## Instruction
Copy each line of the listing below exactly.

[start]

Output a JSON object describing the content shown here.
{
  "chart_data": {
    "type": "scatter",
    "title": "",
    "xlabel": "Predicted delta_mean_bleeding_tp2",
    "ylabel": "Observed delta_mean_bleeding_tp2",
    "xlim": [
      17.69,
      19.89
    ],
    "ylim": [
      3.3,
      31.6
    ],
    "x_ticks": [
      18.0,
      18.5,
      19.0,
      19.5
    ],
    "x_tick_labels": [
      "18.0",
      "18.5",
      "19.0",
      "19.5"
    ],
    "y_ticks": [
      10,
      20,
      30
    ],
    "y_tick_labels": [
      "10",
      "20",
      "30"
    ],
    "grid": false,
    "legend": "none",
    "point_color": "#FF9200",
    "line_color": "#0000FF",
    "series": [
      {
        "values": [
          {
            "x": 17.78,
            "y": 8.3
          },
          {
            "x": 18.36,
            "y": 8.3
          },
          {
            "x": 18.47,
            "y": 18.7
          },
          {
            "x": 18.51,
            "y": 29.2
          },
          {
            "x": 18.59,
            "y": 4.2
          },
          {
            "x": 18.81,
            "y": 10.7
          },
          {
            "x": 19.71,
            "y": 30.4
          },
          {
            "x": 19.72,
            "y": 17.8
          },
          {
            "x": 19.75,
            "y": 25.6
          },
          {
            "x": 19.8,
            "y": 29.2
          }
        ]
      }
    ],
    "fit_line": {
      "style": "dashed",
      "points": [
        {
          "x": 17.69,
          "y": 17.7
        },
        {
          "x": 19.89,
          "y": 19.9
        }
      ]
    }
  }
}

[end]

## Written answer
Output a JSON object describing the content shown here.
{
  "chart_data": {
    "type": "scatter",
    "title": "",
    "xlabel": "Predicted delta_mean_bleeding_tp2",
    "ylabel": "Observed delta_mean_bleeding_tp2",
    "xlim": [
      17.69,
      19.89
    ],
    "ylim": [
      3.3,
      31.6
    ],
    "x_ticks": [
      18.0,
      18.5,
      19.0,
      19.5
    ],
    "x_tick_labels": [
      "18.0",
      "18.5",
      "19.0",
      "19.5"
    ],
    "y_ticks": [
      10,
      20,
      30
    ],
    "y_tick_labels": [
      "10",
      "20",
      "30"
    ],
    "grid": false,
    "legend": "none",
    "point_color": "#FF9200",
    "line_color": "#0000FF",
    "series": [
      {
        "values": [
          {
            "x": 17.78,
            "y": 8.3
          },
          {
            "x": 18.36,
            "y": 8.3
          },
          {
            "x": 18.47,
            "y": 18.7
          },
          {
            "x": 18.51,
            "y": 29.2
          },
          {
            "x": 18.59,
            "y": 4.2
          },
          {
            "x": 18.81,
            "y": 10.7
          },
          {
            "x": 19.71,
            "y": 30.4
          },
          {
            "x": 19.72,
            "y": 17.8
          },
          {
            "x": 19.75,
            "y": 25.6
          },
          {
            "x": 19.8,
            "y": 29.2
          }
        ]
      }
    ],
    "fit_line": {
      "style": "dashed",
      "points": [
        {
          "x": 17.69,
          "y": 17.7
        },
        {
          "x": 19.89,
          "y": 19.9
        }
      ]
    }
  }
}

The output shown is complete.